_Records that describe figures_
++++++++
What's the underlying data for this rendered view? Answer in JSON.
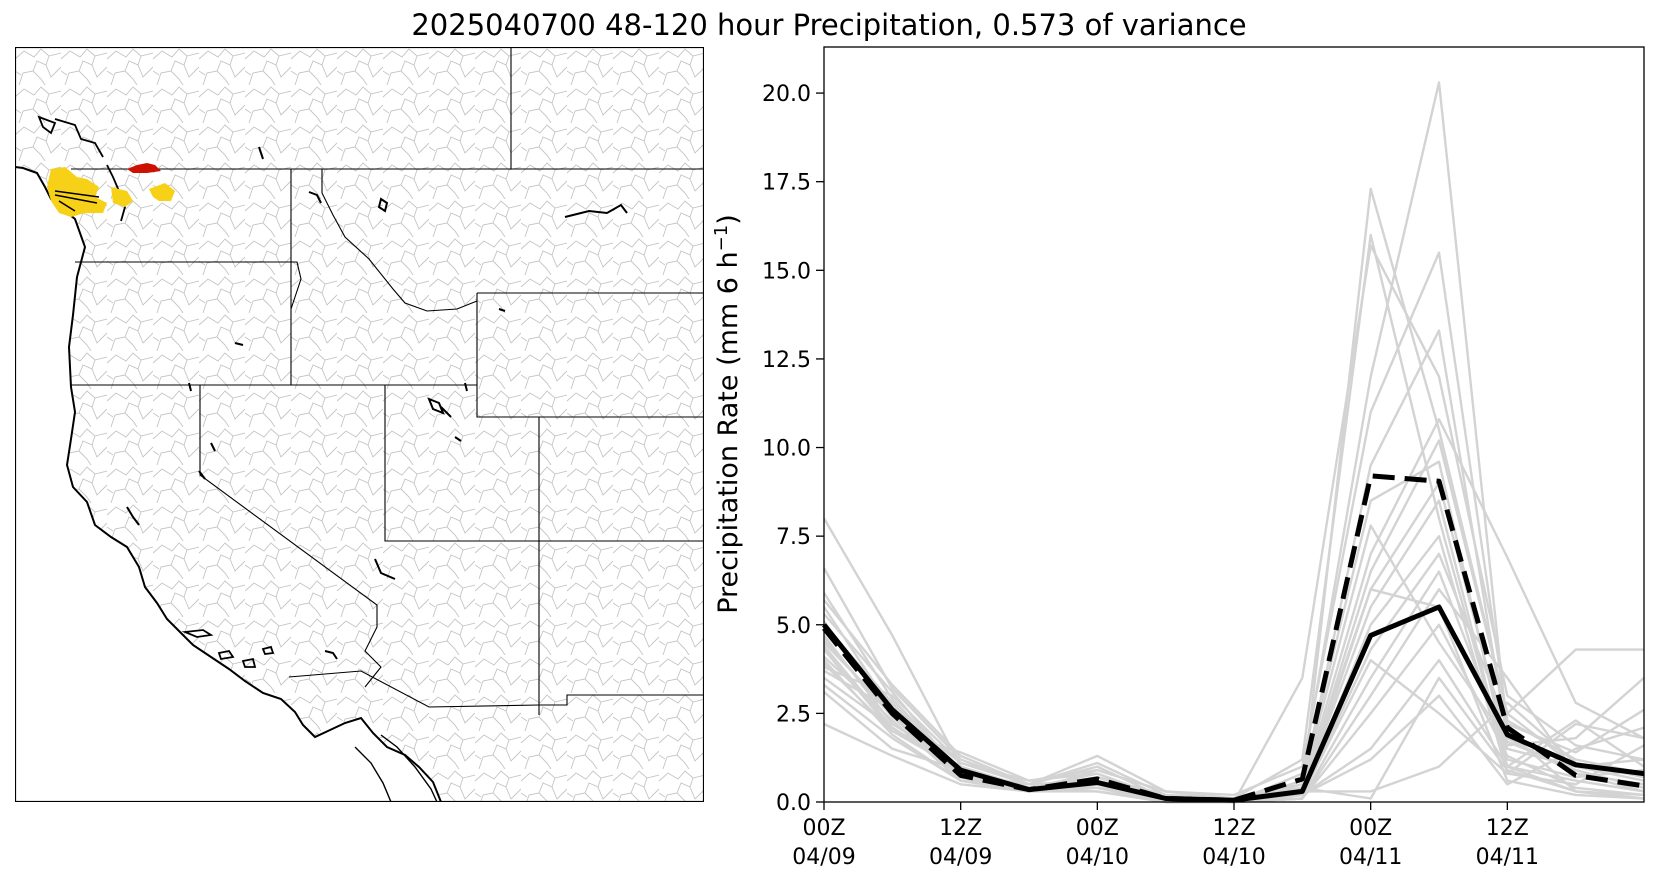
{
  "figure": {
    "title": "2025040700 48-120 hour Precipitation, 0.573 of variance"
  },
  "map": {
    "highlight_colors": {
      "yellow": "#f7d117",
      "red": "#cc1100"
    },
    "state_line_color": "#000000",
    "basin_line_color": "#c0c0c0"
  },
  "chart_data": {
    "type": "line",
    "ylabel": "Precipitation Rate (mm 6 h$^{-1}$)",
    "ylabel_parts": {
      "main": "Precipitation Rate (mm 6 h",
      "sup": "−1",
      "close": ")"
    },
    "xlabel": "",
    "x": [
      0,
      6,
      12,
      18,
      24,
      30,
      36,
      42,
      48,
      54,
      60,
      66,
      72
    ],
    "xlim": [
      0,
      72
    ],
    "ylim": [
      0,
      21.3
    ],
    "xticks": [
      {
        "x": 0,
        "line1": "00Z",
        "line2": "04/09"
      },
      {
        "x": 12,
        "line1": "12Z",
        "line2": "04/09"
      },
      {
        "x": 24,
        "line1": "00Z",
        "line2": "04/10"
      },
      {
        "x": 36,
        "line1": "12Z",
        "line2": "04/10"
      },
      {
        "x": 48,
        "line1": "00Z",
        "line2": "04/11"
      },
      {
        "x": 60,
        "line1": "12Z",
        "line2": "04/11"
      }
    ],
    "yticks": [
      {
        "v": 0,
        "label": "0.0"
      },
      {
        "v": 2.5,
        "label": "2.5"
      },
      {
        "v": 5,
        "label": "5.0"
      },
      {
        "v": 7.5,
        "label": "7.5"
      },
      {
        "v": 10,
        "label": "10.0"
      },
      {
        "v": 12.5,
        "label": "12.5"
      },
      {
        "v": 15,
        "label": "15.0"
      },
      {
        "v": 17.5,
        "label": "17.5"
      },
      {
        "v": 20,
        "label": "20.0"
      }
    ],
    "colors": {
      "members": "#d3d3d3",
      "mean": "#000000",
      "dashed": "#000000"
    },
    "members": [
      [
        8.0,
        4.7,
        1.0,
        0.3,
        0.6,
        0.1,
        0.0,
        0.3,
        17.3,
        10.5,
        2.5,
        1.0,
        0.6
      ],
      [
        6.6,
        3.2,
        1.2,
        0.5,
        1.3,
        0.3,
        0.1,
        1.2,
        16.0,
        8.0,
        1.0,
        0.3,
        0.2
      ],
      [
        5.9,
        2.9,
        0.9,
        0.4,
        0.8,
        0.1,
        0.0,
        3.5,
        15.7,
        12.0,
        3.0,
        1.6,
        1.2
      ],
      [
        5.5,
        2.6,
        1.1,
        0.5,
        1.1,
        0.2,
        0.0,
        0.8,
        12.0,
        20.3,
        2.0,
        0.3,
        0.1
      ],
      [
        5.3,
        3.1,
        0.8,
        0.3,
        0.9,
        0.3,
        0.2,
        1.0,
        11.0,
        15.5,
        2.3,
        1.2,
        0.8
      ],
      [
        5.1,
        2.4,
        0.9,
        0.4,
        0.7,
        0.1,
        0.0,
        0.5,
        9.5,
        13.3,
        1.8,
        0.8,
        0.3
      ],
      [
        4.9,
        2.7,
        0.7,
        0.3,
        0.6,
        0.1,
        0.0,
        0.4,
        7.0,
        10.8,
        6.9,
        2.8,
        1.8
      ],
      [
        4.7,
        2.2,
        1.0,
        0.4,
        0.5,
        0.0,
        0.0,
        0.3,
        6.5,
        10.2,
        2.5,
        4.3,
        4.3
      ],
      [
        4.5,
        2.5,
        0.8,
        0.5,
        0.4,
        0.0,
        0.0,
        0.2,
        6.0,
        9.0,
        1.6,
        1.8,
        3.5
      ],
      [
        4.3,
        2.0,
        1.4,
        0.6,
        0.8,
        0.1,
        0.0,
        0.3,
        5.5,
        8.5,
        1.0,
        2.3,
        1.0
      ],
      [
        4.1,
        2.3,
        0.6,
        0.3,
        0.5,
        0.1,
        0.0,
        0.2,
        5.0,
        7.5,
        0.8,
        0.5,
        1.6
      ],
      [
        3.9,
        2.0,
        0.9,
        0.4,
        0.6,
        0.1,
        0.0,
        0.2,
        4.3,
        7.0,
        2.2,
        1.4,
        2.6
      ],
      [
        3.7,
        2.6,
        0.7,
        0.3,
        0.4,
        0.0,
        0.0,
        0.1,
        3.5,
        6.5,
        1.5,
        1.0,
        1.2
      ],
      [
        3.5,
        2.1,
        0.8,
        0.4,
        0.3,
        0.0,
        0.0,
        0.1,
        3.0,
        6.0,
        3.5,
        0.8,
        0.5
      ],
      [
        3.3,
        1.8,
        0.6,
        0.3,
        0.5,
        0.0,
        0.0,
        0.1,
        2.5,
        5.0,
        1.3,
        0.4,
        0.2
      ],
      [
        3.1,
        1.5,
        0.9,
        0.4,
        0.4,
        0.2,
        0.0,
        0.2,
        1.5,
        4.0,
        1.0,
        0.6,
        0.3
      ],
      [
        2.2,
        1.3,
        0.5,
        0.3,
        0.3,
        0.0,
        0.0,
        0.4,
        0.1,
        3.5,
        0.9,
        0.3,
        0.1
      ],
      [
        5.0,
        2.8,
        0.8,
        0.4,
        0.5,
        0.1,
        0.0,
        0.2,
        4.0,
        2.5,
        0.8,
        2.2,
        1.8
      ],
      [
        4.6,
        2.4,
        0.7,
        0.5,
        0.6,
        0.0,
        0.0,
        0.3,
        0.3,
        1.0,
        2.8,
        1.1,
        0.7
      ],
      [
        3.8,
        3.0,
        1.1,
        0.6,
        0.9,
        0.3,
        0.1,
        0.5,
        7.8,
        4.5,
        1.7,
        0.9,
        0.4
      ],
      [
        4.4,
        2.1,
        0.9,
        0.3,
        0.7,
        0.2,
        0.1,
        0.4,
        6.0,
        5.5,
        0.6,
        0.2,
        0.1
      ],
      [
        5.7,
        3.3,
        1.3,
        0.5,
        1.0,
        0.1,
        0.0,
        0.6,
        8.5,
        9.6,
        1.2,
        0.7,
        0.9
      ],
      [
        4.0,
        1.9,
        0.6,
        0.4,
        0.4,
        0.1,
        0.0,
        0.2,
        1.2,
        3.0,
        0.5,
        1.5,
        2.1
      ]
    ],
    "mean": [
      5.0,
      2.6,
      0.9,
      0.35,
      0.55,
      0.1,
      0.05,
      0.3,
      4.7,
      5.5,
      1.9,
      1.05,
      0.8
    ],
    "dashed": [
      4.9,
      2.5,
      0.75,
      0.35,
      0.65,
      0.1,
      0.05,
      0.65,
      9.2,
      9.05,
      2.1,
      0.75,
      0.45
    ]
  }
}
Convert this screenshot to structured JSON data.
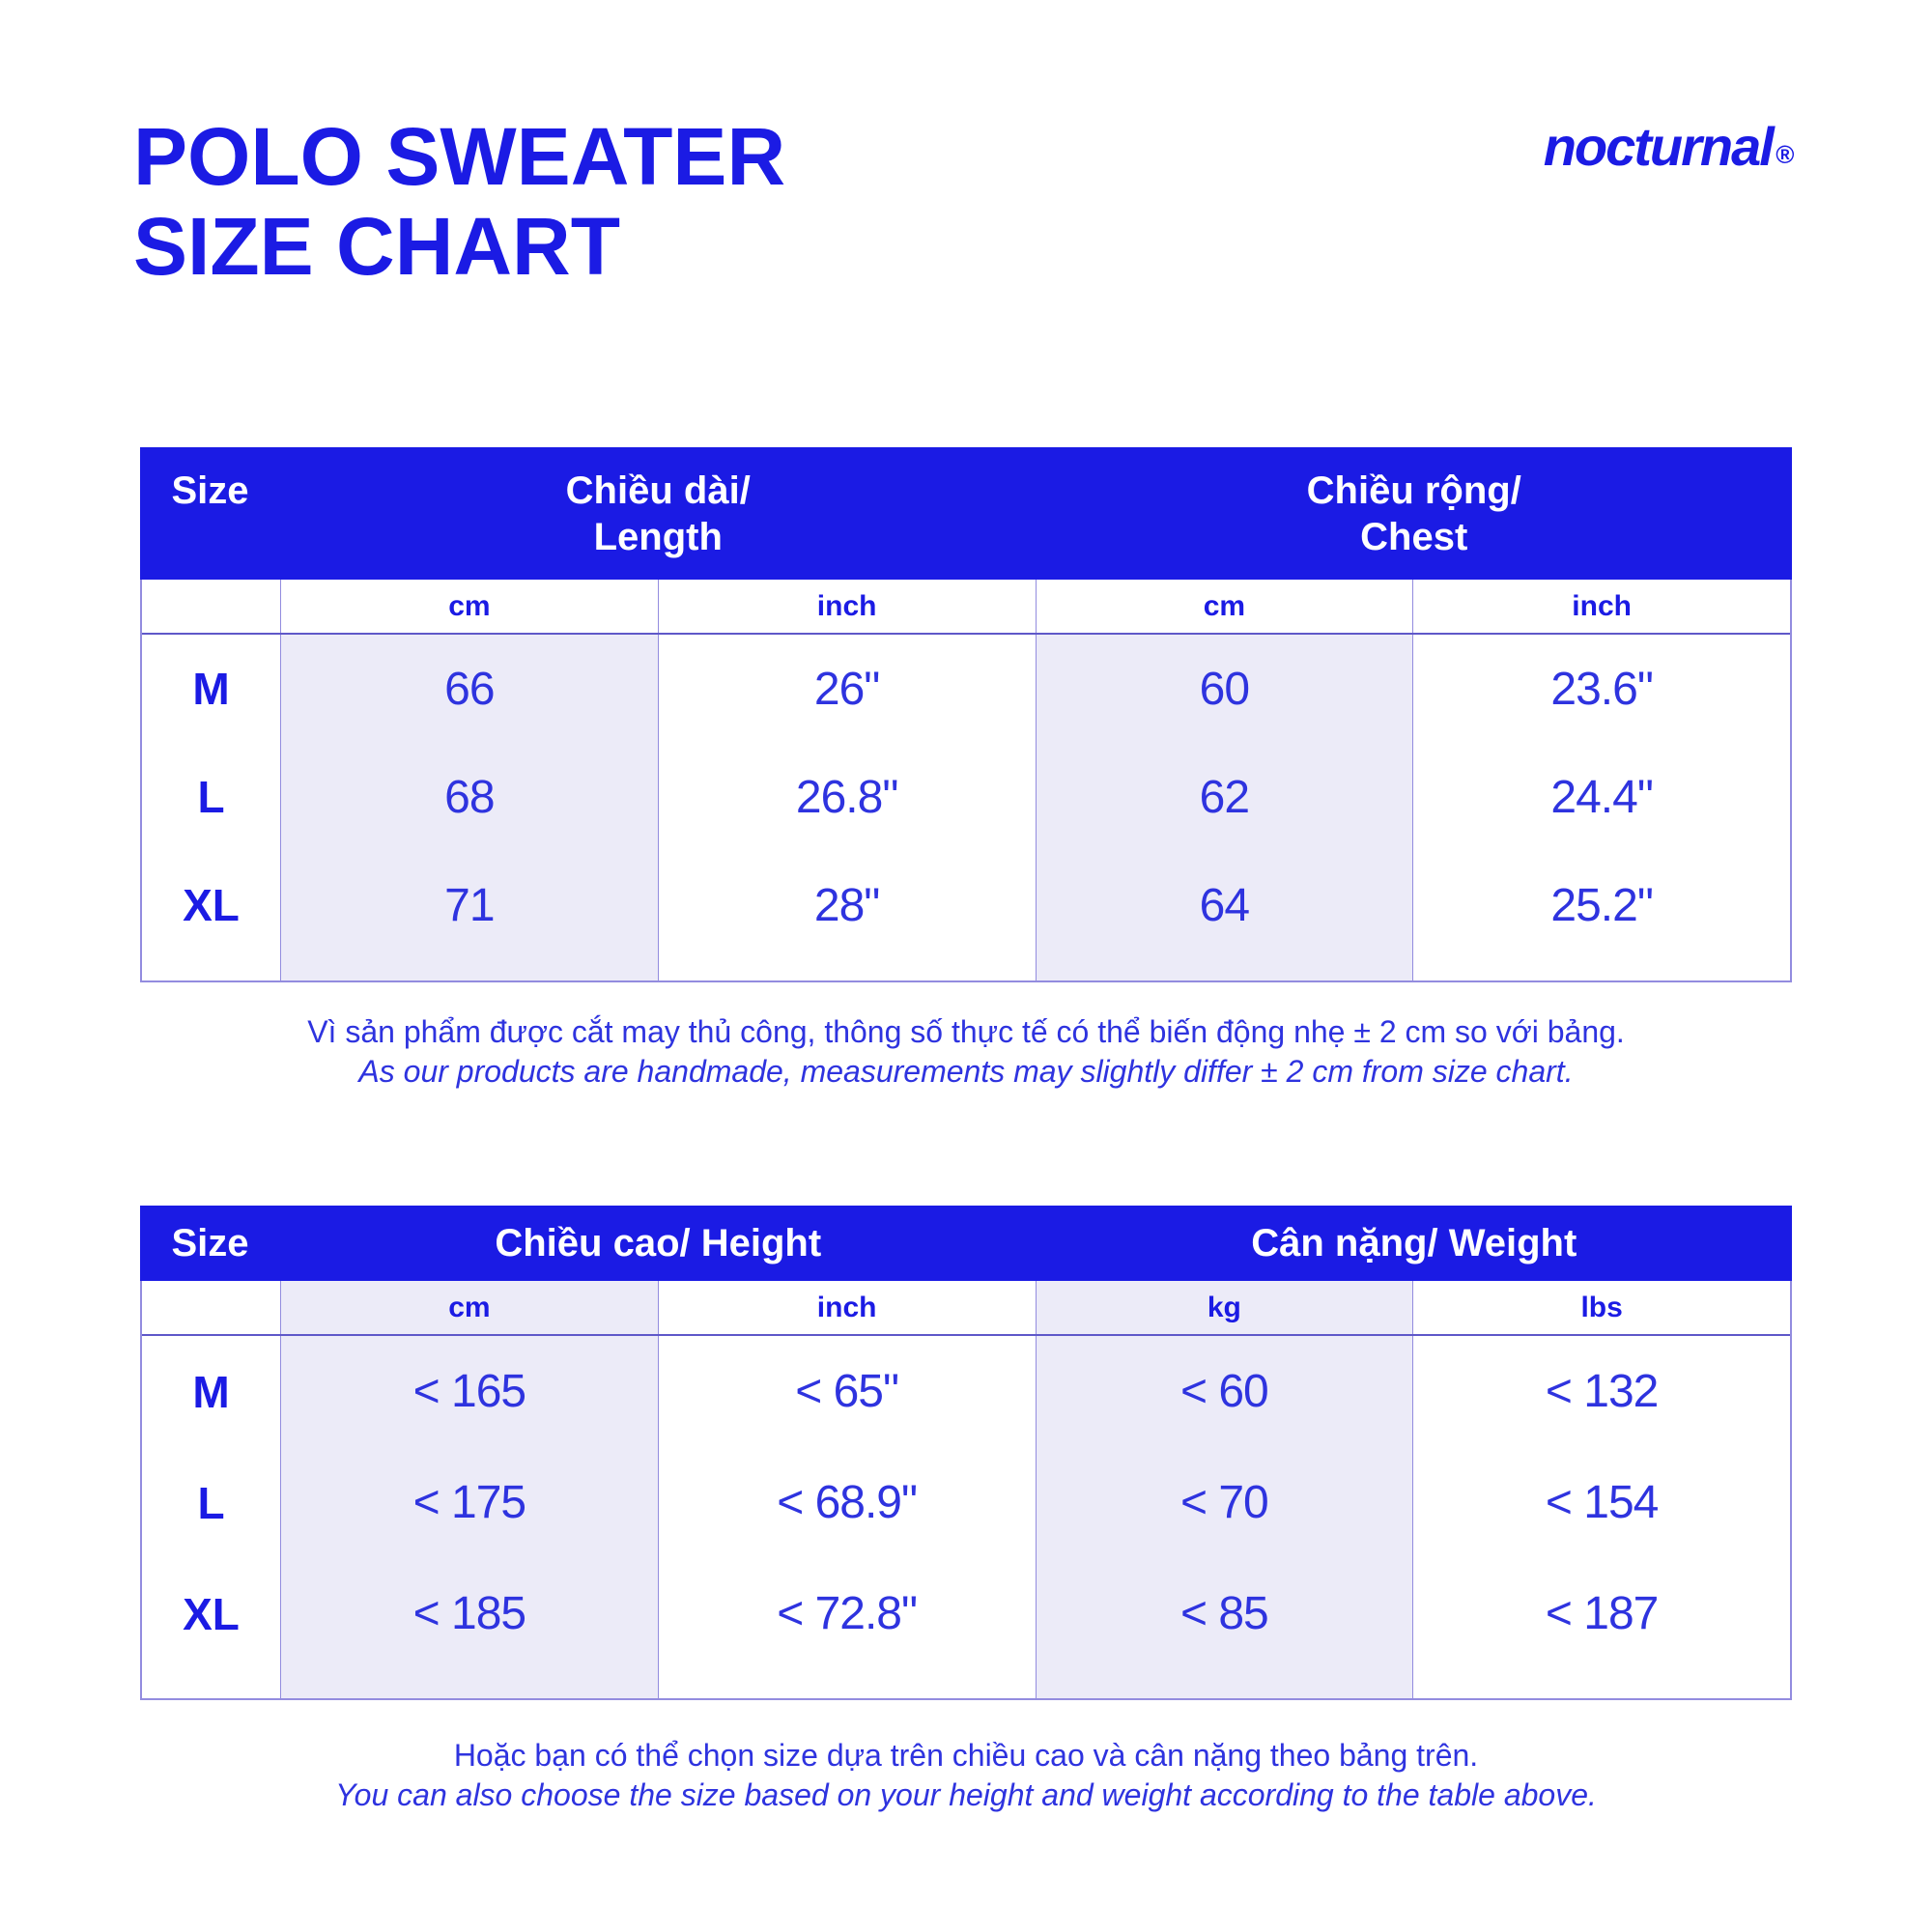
{
  "title": {
    "line1": "POLO SWEATER",
    "line2": "SIZE CHART"
  },
  "brand": {
    "name": "nocturnal",
    "mark": "®"
  },
  "colors": {
    "accent_blue": "#1b1be4",
    "text_blue": "#2e33df",
    "lavender_shade": "#ecebf8",
    "grid_line": "#938cdf"
  },
  "table1": {
    "header": {
      "size": "Size",
      "col1_line1": "Chiều dài/",
      "col1_line2": "Length",
      "col2_line1": "Chiều rộng/",
      "col2_line2": "Chest"
    },
    "subheader": [
      "cm",
      "inch",
      "cm",
      "inch"
    ],
    "rows": [
      {
        "size": "M",
        "values": [
          "66",
          "26\"",
          "60",
          "23.6\""
        ]
      },
      {
        "size": "L",
        "values": [
          "68",
          "26.8\"",
          "62",
          "24.4\""
        ]
      },
      {
        "size": "XL",
        "values": [
          "71",
          "28\"",
          "64",
          "25.2\""
        ]
      }
    ],
    "note_vi": "Vì sản phẩm được cắt may thủ công, thông số thực tế có thể biến động nhẹ ± 2 cm so với bảng.",
    "note_en": "As our products are handmade, measurements may slightly differ ± 2 cm from size chart."
  },
  "table2": {
    "header": {
      "size": "Size",
      "col1": "Chiều cao/ Height",
      "col2": "Cân nặng/ Weight"
    },
    "subheader": [
      "cm",
      "inch",
      "kg",
      "lbs"
    ],
    "rows": [
      {
        "size": "M",
        "values": [
          "< 165",
          "< 65\"",
          "< 60",
          "< 132"
        ]
      },
      {
        "size": "L",
        "values": [
          "< 175",
          "< 68.9\"",
          "< 70",
          "< 154"
        ]
      },
      {
        "size": "XL",
        "values": [
          "< 185",
          "< 72.8\"",
          "< 85",
          "< 187"
        ]
      }
    ],
    "note_vi": "Hoặc bạn có thể chọn size dựa trên chiều cao và cân nặng theo bảng trên.",
    "note_en": "You can also choose the size based on your height and weight according to the table above."
  }
}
++++++++
_AIM OF THE TASK_
Using the material above, report each line where "nặng" occurs.

_SOLUTION TO THE EXERCISE_
      "col2": "Cân nặng/ Weight"
    "note_vi": "Hoặc bạn có thể chọn size dựa trên chiều cao và cân nặng theo bảng trên.",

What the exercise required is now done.